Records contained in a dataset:
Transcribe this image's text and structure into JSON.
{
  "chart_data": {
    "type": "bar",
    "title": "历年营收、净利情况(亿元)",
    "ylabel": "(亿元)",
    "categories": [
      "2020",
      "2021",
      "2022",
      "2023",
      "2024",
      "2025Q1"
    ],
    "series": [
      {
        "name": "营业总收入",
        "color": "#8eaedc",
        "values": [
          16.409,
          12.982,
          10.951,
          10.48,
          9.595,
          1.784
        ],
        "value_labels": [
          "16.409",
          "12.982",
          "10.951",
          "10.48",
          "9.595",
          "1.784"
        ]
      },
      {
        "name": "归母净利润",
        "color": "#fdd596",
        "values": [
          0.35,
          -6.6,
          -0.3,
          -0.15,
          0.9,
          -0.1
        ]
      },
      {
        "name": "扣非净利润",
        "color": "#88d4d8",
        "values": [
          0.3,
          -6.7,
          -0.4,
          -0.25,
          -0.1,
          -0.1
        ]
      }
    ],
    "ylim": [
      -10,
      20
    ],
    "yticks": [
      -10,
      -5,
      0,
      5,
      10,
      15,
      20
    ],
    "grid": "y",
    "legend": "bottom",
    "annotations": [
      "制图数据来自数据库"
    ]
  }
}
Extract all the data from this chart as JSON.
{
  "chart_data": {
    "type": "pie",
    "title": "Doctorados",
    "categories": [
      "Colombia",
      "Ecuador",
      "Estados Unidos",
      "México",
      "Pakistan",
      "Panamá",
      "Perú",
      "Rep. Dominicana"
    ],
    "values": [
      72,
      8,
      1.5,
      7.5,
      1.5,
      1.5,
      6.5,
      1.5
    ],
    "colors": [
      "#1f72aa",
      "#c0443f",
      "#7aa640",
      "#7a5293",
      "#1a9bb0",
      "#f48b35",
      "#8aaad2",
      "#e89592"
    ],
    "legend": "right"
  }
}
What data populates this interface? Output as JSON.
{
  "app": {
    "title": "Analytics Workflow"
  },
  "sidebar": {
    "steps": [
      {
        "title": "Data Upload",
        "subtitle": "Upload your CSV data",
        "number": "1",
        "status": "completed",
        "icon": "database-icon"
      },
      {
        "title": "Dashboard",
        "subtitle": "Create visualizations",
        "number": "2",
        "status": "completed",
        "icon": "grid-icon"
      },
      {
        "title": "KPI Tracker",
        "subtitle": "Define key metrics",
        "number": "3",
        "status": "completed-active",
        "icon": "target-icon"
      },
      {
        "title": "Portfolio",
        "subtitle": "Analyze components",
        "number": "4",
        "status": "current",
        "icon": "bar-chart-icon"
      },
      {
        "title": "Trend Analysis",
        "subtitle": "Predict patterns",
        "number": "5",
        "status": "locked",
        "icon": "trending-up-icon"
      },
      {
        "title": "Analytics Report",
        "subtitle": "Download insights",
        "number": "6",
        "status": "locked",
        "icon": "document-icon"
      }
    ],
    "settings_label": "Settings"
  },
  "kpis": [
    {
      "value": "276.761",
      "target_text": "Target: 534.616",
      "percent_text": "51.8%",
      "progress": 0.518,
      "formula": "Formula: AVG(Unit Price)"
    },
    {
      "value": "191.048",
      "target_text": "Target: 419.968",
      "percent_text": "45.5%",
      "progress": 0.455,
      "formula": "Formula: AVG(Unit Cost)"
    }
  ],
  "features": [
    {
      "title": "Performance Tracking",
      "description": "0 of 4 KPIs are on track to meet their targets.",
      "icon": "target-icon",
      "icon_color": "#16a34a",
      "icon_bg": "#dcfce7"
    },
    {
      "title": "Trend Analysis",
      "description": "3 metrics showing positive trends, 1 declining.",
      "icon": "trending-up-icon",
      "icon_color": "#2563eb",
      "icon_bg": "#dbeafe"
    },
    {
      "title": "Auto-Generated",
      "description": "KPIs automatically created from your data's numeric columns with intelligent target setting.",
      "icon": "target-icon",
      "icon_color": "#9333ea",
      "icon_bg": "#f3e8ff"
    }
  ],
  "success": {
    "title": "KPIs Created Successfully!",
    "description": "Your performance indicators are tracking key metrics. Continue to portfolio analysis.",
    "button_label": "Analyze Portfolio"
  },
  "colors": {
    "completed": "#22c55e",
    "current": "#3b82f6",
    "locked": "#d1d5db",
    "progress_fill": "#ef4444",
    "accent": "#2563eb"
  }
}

▶ _SHORT EXERCISE_
From the listing above, extract all records word for word.

▶ _OUTPUT OF THE TASK_
Transcribe this image's text and structure into JSON.
{
  "chart_data": {
    "type": "bar",
    "title": "历年营收、净利情况(亿元)",
    "ylabel": "(亿元)",
    "categories": [
      "2020",
      "2021",
      "2022",
      "2023",
      "2024",
      "2025Q1"
    ],
    "series": [
      {
        "name": "营业总收入",
        "color": "#8eaedc",
        "values": [
          16.409,
          12.982,
          10.951,
          10.48,
          9.595,
          1.784
        ],
        "value_labels": [
          "16.409",
          "12.982",
          "10.951",
          "10.48",
          "9.595",
          "1.784"
        ]
      },
      {
        "name": "归母净利润",
        "color": "#fdd596",
        "values": [
          0.35,
          -6.6,
          -0.3,
          -0.15,
          0.9,
          -0.1
        ]
      },
      {
        "name": "扣非净利润",
        "color": "#88d4d8",
        "values": [
          0.3,
          -6.7,
          -0.4,
          -0.25,
          -0.1,
          -0.1
        ]
      }
    ],
    "ylim": [
      -10,
      20
    ],
    "yticks": [
      -10,
      -5,
      0,
      5,
      10,
      15,
      20
    ],
    "grid": "y",
    "legend": "bottom",
    "annotations": [
      "制图数据来自数据库"
    ]
  }
}
Extract all the data from this chart as JSON.
{
  "chart_data": {
    "type": "pie",
    "title": "Doctorados",
    "categories": [
      "Colombia",
      "Ecuador",
      "Estados Unidos",
      "México",
      "Pakistan",
      "Panamá",
      "Perú",
      "Rep. Dominicana"
    ],
    "values": [
      72,
      8,
      1.5,
      7.5,
      1.5,
      1.5,
      6.5,
      1.5
    ],
    "colors": [
      "#1f72aa",
      "#c0443f",
      "#7aa640",
      "#7a5293",
      "#1a9bb0",
      "#f48b35",
      "#8aaad2",
      "#e89592"
    ],
    "legend": "right"
  }
}
What data populates this interface? Output as JSON.
{
  "app": {
    "title": "Analytics Workflow"
  },
  "sidebar": {
    "steps": [
      {
        "title": "Data Upload",
        "subtitle": "Upload your CSV data",
        "number": "1",
        "status": "completed",
        "icon": "database-icon"
      },
      {
        "title": "Dashboard",
        "subtitle": "Create visualizations",
        "number": "2",
        "status": "completed",
        "icon": "grid-icon"
      },
      {
        "title": "KPI Tracker",
        "subtitle": "Define key metrics",
        "number": "3",
        "status": "completed-active",
        "icon": "target-icon"
      },
      {
        "title": "Portfolio",
        "subtitle": "Analyze components",
        "number": "4",
        "status": "current",
        "icon": "bar-chart-icon"
      },
      {
        "title": "Trend Analysis",
        "subtitle": "Predict patterns",
        "number": "5",
        "status": "locked",
        "icon": "trending-up-icon"
      },
      {
        "title": "Analytics Report",
        "subtitle": "Download insights",
        "number": "6",
        "status": "locked",
        "icon": "document-icon"
      }
    ],
    "settings_label": "Settings"
  },
  "kpis": [
    {
      "value": "276.761",
      "target_text": "Target: 534.616",
      "percent_text": "51.8%",
      "progress": 0.518,
      "formula": "Formula: AVG(Unit Price)"
    },
    {
      "value": "191.048",
      "target_text": "Target: 419.968",
      "percent_text": "45.5%",
      "progress": 0.455,
      "formula": "Formula: AVG(Unit Cost)"
    }
  ],
  "features": [
    {
      "title": "Performance Tracking",
      "description": "0 of 4 KPIs are on track to meet their targets.",
      "icon": "target-icon",
      "icon_color": "#16a34a",
      "icon_bg": "#dcfce7"
    },
    {
      "title": "Trend Analysis",
      "description": "3 metrics showing positive trends, 1 declining.",
      "icon": "trending-up-icon",
      "icon_color": "#2563eb",
      "icon_bg": "#dbeafe"
    },
    {
      "title": "Auto-Generated",
      "description": "KPIs automatically created from your data's numeric columns with intelligent target setting.",
      "icon": "target-icon",
      "icon_color": "#9333ea",
      "icon_bg": "#f3e8ff"
    }
  ],
  "success": {
    "title": "KPIs Created Successfully!",
    "description": "Your performance indicators are tracking key metrics. Continue to portfolio analysis.",
    "button_label": "Analyze Portfolio"
  },
  "colors": {
    "completed": "#22c55e",
    "current": "#3b82f6",
    "locked": "#d1d5db",
    "progress_fill": "#ef4444",
    "accent": "#2563eb"
  }
}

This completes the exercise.